┌──
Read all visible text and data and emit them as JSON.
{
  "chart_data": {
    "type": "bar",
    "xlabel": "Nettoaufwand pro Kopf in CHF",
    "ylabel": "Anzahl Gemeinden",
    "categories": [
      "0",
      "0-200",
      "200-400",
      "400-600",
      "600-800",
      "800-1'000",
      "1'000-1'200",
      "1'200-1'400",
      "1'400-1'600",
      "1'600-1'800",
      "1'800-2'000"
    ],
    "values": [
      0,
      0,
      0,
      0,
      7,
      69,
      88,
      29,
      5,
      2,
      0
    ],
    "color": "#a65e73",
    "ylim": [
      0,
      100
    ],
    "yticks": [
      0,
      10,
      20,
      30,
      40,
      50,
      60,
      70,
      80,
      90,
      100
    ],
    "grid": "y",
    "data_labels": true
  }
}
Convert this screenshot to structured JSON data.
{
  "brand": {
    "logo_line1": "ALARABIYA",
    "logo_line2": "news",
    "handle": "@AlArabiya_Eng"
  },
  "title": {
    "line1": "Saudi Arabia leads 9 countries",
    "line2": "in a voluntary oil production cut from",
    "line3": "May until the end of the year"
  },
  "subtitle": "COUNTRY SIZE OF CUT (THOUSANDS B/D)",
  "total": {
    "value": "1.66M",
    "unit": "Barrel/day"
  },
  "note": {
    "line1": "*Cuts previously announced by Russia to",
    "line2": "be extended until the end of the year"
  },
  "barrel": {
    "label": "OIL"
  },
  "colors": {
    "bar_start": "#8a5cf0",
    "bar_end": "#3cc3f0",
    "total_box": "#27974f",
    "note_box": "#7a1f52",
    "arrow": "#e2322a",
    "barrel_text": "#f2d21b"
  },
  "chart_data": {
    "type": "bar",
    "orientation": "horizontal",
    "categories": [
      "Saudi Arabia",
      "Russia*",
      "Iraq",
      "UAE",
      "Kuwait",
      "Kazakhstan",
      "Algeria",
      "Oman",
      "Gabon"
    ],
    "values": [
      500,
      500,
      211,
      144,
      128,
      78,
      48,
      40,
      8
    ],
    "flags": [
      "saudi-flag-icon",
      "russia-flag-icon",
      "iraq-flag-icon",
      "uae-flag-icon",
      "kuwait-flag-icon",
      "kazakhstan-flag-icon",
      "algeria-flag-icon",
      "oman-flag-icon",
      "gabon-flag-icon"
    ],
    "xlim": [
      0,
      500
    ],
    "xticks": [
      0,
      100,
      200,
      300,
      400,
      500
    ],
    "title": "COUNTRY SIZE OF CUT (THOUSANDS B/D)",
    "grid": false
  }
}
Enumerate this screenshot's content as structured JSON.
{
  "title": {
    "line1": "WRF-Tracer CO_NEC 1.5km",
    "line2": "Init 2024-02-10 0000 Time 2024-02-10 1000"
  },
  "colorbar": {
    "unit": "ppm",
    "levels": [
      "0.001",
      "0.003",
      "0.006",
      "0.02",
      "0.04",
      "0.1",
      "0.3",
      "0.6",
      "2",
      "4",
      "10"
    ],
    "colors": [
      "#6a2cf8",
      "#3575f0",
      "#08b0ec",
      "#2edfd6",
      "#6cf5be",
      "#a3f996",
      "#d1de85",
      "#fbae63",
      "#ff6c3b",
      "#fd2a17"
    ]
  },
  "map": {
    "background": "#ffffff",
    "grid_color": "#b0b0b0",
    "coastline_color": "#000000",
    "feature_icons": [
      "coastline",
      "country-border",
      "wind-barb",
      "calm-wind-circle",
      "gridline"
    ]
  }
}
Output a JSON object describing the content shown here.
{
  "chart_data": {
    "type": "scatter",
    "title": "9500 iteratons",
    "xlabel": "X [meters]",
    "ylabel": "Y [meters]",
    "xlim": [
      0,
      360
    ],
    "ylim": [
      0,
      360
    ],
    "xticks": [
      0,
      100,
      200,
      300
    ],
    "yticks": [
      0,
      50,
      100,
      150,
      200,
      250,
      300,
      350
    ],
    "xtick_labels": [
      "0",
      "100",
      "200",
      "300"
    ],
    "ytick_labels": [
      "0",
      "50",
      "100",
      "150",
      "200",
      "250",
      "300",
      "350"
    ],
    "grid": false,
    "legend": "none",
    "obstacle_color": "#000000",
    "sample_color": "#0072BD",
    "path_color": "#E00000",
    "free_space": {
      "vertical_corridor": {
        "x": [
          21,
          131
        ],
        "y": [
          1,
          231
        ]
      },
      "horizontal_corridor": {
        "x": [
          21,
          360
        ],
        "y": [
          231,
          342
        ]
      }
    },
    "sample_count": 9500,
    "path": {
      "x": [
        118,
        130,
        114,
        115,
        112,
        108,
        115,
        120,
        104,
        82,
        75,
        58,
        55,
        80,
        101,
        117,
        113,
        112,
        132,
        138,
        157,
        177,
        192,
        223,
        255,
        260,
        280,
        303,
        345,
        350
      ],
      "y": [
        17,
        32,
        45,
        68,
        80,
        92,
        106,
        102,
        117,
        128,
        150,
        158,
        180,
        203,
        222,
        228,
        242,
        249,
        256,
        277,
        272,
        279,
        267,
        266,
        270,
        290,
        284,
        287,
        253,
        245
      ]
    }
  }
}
└──
SET EXERCISE: All lines above with "until" in them should be returned.

FINAL RESULT:
    "line3": "May until the end of the year"
    "line2": "be extended until the end of the year"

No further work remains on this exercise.